» WHAT THE TASK ASKS:
Report how many lines in the records below hold the word "Total". Add nothing to the number.

(Figure collection entries)
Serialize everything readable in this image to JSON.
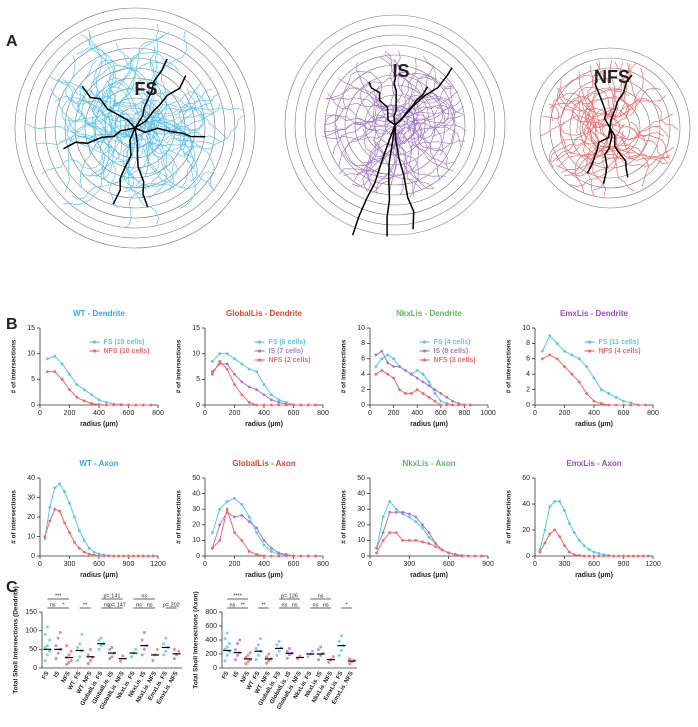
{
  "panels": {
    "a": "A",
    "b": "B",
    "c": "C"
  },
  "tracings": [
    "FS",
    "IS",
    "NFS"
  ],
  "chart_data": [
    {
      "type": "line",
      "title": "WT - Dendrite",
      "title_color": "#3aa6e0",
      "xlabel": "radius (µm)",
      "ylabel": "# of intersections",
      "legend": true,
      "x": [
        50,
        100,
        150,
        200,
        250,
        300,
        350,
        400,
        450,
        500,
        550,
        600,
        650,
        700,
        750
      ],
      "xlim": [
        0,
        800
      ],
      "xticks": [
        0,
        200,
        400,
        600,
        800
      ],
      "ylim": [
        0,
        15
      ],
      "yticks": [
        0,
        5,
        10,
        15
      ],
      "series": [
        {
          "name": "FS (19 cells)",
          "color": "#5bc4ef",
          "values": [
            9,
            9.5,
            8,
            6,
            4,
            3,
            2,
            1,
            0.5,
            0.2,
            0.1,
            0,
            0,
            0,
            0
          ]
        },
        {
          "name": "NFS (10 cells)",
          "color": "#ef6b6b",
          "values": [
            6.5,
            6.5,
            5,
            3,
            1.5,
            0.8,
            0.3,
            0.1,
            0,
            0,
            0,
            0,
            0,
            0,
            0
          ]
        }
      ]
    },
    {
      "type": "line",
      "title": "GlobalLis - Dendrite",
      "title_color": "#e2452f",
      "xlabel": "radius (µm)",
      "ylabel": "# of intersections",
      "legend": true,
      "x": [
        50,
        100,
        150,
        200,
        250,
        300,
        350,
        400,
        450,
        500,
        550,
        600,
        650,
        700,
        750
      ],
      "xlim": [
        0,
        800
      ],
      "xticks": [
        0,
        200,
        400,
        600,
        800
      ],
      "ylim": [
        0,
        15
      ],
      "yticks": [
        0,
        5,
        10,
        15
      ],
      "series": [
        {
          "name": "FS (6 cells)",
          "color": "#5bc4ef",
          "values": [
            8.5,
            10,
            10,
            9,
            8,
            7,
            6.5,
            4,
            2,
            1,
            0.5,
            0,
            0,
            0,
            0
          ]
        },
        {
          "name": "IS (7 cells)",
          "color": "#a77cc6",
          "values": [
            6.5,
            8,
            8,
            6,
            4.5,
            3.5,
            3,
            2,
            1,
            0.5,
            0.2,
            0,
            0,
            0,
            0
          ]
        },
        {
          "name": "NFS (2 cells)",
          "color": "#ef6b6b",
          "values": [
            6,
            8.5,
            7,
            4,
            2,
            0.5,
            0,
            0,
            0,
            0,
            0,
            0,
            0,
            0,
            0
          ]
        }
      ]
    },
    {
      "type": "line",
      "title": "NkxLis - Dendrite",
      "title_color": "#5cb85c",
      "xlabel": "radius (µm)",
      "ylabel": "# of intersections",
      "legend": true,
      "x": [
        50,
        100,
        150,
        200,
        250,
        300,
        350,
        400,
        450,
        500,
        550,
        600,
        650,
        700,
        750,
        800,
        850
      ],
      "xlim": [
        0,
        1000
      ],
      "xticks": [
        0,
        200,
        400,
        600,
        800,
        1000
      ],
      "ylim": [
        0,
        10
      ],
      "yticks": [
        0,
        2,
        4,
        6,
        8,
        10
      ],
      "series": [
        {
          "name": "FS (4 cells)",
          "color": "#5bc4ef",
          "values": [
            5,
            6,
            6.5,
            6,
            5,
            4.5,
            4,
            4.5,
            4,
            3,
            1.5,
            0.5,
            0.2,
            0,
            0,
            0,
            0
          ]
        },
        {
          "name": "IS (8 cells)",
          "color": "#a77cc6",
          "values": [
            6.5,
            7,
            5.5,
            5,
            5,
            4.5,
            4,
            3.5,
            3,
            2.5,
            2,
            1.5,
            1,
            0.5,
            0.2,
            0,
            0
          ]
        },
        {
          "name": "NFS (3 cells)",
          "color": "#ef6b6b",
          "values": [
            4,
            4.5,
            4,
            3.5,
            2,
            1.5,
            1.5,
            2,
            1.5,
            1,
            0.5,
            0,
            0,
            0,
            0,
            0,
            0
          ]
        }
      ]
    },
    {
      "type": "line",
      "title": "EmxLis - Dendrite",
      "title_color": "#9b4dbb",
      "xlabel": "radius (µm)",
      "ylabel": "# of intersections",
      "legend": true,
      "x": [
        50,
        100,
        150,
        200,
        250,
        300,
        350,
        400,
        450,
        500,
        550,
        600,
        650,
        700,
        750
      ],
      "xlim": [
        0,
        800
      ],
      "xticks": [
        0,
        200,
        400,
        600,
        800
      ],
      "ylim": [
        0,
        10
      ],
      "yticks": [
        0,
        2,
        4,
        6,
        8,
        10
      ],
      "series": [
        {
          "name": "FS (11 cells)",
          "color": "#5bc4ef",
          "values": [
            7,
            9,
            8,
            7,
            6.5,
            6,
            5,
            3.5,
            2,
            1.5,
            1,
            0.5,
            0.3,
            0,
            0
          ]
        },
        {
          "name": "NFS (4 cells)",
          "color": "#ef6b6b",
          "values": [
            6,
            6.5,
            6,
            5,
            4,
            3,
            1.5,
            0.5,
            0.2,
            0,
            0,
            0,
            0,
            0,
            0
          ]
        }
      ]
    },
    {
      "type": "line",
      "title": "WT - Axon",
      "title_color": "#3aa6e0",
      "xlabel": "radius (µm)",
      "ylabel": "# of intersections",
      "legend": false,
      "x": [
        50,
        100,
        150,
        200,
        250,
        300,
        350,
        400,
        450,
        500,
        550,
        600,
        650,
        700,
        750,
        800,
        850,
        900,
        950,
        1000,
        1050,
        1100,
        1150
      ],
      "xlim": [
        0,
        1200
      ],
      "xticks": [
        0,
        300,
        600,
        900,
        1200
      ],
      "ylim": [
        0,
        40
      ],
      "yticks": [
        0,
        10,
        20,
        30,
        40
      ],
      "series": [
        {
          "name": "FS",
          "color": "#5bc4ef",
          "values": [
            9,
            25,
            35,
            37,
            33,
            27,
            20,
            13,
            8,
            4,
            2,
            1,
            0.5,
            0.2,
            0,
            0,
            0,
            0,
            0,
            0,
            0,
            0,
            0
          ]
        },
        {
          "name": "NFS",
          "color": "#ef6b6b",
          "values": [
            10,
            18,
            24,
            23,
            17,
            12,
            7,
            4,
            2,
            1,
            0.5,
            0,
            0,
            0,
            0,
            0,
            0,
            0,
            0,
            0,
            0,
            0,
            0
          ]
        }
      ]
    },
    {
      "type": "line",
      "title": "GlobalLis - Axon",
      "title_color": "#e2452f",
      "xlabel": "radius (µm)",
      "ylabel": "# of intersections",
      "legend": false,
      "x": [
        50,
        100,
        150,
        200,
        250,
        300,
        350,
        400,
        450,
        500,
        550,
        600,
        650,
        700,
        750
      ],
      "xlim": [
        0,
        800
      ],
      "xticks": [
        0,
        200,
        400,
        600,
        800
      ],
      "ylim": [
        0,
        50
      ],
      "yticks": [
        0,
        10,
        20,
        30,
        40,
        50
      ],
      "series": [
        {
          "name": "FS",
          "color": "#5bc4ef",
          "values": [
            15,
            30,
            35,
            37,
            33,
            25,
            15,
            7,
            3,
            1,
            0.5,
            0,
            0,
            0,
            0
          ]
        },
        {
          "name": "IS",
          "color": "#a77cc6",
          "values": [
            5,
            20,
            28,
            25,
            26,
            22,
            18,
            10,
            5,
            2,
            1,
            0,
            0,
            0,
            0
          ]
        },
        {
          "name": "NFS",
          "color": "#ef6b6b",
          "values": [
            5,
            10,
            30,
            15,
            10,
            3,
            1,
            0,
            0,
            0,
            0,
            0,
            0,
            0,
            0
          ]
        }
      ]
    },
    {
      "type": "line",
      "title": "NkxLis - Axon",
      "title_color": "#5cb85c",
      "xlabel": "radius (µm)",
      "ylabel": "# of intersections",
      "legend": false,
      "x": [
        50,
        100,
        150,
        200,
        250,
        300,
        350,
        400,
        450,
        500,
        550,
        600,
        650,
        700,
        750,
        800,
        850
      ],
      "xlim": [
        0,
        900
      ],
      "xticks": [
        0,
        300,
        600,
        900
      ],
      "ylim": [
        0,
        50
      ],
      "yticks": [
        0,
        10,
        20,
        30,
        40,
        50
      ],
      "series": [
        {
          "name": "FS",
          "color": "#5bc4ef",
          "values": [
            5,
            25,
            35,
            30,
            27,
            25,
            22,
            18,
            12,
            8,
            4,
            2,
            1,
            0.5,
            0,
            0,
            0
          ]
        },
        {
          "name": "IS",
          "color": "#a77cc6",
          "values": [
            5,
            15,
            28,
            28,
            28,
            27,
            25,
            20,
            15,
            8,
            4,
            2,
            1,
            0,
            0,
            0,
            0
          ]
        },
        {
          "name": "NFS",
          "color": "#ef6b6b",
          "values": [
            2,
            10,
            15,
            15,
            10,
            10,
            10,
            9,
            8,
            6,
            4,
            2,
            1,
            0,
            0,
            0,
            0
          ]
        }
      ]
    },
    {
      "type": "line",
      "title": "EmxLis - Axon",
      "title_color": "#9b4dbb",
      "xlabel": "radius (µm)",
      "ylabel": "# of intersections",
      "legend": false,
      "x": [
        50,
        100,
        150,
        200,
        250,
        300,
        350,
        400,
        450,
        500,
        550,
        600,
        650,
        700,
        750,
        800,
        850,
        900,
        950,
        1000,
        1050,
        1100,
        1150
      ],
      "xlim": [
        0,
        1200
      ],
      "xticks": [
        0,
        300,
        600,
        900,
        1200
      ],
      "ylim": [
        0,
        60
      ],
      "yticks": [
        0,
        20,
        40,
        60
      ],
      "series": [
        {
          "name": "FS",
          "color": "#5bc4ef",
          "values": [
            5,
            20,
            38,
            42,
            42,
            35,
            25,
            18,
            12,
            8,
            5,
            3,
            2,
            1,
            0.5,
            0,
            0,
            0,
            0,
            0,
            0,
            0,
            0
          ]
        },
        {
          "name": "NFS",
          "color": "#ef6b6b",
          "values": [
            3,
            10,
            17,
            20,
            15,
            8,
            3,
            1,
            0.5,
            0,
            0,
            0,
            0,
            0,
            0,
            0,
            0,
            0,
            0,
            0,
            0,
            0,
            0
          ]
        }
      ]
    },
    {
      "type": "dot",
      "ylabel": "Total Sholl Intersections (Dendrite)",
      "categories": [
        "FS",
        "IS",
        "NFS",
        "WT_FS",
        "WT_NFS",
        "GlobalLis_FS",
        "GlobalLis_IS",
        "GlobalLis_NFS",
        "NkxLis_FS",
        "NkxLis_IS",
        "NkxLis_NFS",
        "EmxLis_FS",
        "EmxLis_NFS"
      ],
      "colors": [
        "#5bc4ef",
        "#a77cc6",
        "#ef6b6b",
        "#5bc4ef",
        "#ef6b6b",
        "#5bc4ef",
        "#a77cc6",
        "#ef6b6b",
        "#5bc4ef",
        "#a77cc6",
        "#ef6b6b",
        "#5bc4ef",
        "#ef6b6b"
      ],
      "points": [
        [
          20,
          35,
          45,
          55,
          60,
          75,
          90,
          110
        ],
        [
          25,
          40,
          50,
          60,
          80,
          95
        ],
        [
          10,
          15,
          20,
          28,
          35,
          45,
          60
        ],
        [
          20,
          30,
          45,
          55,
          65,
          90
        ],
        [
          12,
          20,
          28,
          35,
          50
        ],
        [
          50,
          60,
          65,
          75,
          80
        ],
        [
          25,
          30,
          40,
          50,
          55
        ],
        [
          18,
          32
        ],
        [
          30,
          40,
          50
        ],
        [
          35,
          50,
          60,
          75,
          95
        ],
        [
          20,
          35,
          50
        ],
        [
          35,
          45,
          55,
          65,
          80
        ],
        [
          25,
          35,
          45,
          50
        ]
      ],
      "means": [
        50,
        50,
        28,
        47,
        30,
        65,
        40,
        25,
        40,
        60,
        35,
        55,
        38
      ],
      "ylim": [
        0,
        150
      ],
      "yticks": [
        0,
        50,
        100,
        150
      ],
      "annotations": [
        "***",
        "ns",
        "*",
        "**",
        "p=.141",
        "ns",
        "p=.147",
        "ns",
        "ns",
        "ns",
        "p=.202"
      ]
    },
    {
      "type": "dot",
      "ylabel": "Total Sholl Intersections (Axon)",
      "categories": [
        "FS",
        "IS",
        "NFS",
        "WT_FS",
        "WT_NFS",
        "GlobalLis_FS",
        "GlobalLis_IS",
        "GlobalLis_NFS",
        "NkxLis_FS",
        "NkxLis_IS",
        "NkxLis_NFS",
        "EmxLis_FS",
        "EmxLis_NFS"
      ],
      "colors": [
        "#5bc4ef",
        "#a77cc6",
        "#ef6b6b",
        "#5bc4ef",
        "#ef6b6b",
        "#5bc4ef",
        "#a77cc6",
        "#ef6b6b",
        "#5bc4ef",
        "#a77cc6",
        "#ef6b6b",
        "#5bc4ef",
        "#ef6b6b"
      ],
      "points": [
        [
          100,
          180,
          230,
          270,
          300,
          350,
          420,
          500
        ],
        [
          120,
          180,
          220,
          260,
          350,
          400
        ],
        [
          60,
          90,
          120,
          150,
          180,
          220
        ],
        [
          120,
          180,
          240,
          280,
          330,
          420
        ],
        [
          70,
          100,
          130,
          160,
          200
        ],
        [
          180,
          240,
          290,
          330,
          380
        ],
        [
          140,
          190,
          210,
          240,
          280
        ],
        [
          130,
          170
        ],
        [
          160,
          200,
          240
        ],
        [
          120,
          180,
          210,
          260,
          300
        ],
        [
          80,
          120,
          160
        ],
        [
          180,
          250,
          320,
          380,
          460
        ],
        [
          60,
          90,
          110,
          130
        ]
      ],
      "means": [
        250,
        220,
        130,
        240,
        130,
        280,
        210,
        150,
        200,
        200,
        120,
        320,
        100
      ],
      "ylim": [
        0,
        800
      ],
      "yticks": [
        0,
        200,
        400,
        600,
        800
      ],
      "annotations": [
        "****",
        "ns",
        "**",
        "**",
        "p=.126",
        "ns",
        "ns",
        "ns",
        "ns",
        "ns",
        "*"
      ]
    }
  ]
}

» EXERCISE OUTPUT:
2